## Work to complete
Would you transcribe all of the data exactly, down to the last character?

## Provided data
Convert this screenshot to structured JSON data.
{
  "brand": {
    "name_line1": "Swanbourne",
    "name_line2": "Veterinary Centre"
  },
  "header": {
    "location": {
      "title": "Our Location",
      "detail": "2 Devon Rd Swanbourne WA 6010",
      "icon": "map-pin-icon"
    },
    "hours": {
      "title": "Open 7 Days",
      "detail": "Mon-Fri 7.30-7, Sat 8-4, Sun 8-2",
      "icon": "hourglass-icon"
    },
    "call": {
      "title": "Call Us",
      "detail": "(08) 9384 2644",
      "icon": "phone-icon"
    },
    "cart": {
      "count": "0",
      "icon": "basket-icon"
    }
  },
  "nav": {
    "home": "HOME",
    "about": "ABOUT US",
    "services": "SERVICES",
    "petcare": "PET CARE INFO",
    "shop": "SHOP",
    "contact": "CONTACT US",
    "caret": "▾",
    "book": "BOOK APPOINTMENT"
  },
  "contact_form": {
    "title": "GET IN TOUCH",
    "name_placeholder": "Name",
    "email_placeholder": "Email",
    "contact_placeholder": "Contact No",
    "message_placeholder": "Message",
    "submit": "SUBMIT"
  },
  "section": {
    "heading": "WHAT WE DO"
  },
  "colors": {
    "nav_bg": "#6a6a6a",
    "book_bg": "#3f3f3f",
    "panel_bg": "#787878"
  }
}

## Task output
Convert this screenshot to structured JSON data.
{
  "brand": {
    "name_line1": "Swanbourne",
    "name_line2": "Veterinary Centre"
  },
  "header": {
    "location": {
      "title": "Our Location",
      "detail": "2 Devon Rd Swanbourne WA 6010",
      "icon": "map-pin-icon"
    },
    "hours": {
      "title": "Open 7 Days",
      "detail": "Mon-Fri 7.30-7, Sat 8-4, Sun 8-2",
      "icon": "hourglass-icon"
    },
    "call": {
      "title": "Call Us",
      "detail": "(08) 9384 2644",
      "icon": "phone-icon"
    },
    "cart": {
      "count": "0",
      "icon": "basket-icon"
    }
  },
  "nav": {
    "home": "HOME",
    "about": "ABOUT US",
    "services": "SERVICES",
    "petcare": "PET CARE INFO",
    "shop": "SHOP",
    "contact": "CONTACT US",
    "caret": "▾",
    "book": "BOOK APPOINTMENT"
  },
  "contact_form": {
    "title": "GET IN TOUCH",
    "name_placeholder": "Name",
    "email_placeholder": "Email",
    "contact_placeholder": "Contact No",
    "message_placeholder": "Message",
    "submit": "SUBMIT"
  },
  "section": {
    "heading": "WHAT WE DO"
  },
  "colors": {
    "nav_bg": "#6a6a6a",
    "book_bg": "#3f3f3f",
    "panel_bg": "#787878"
  }
}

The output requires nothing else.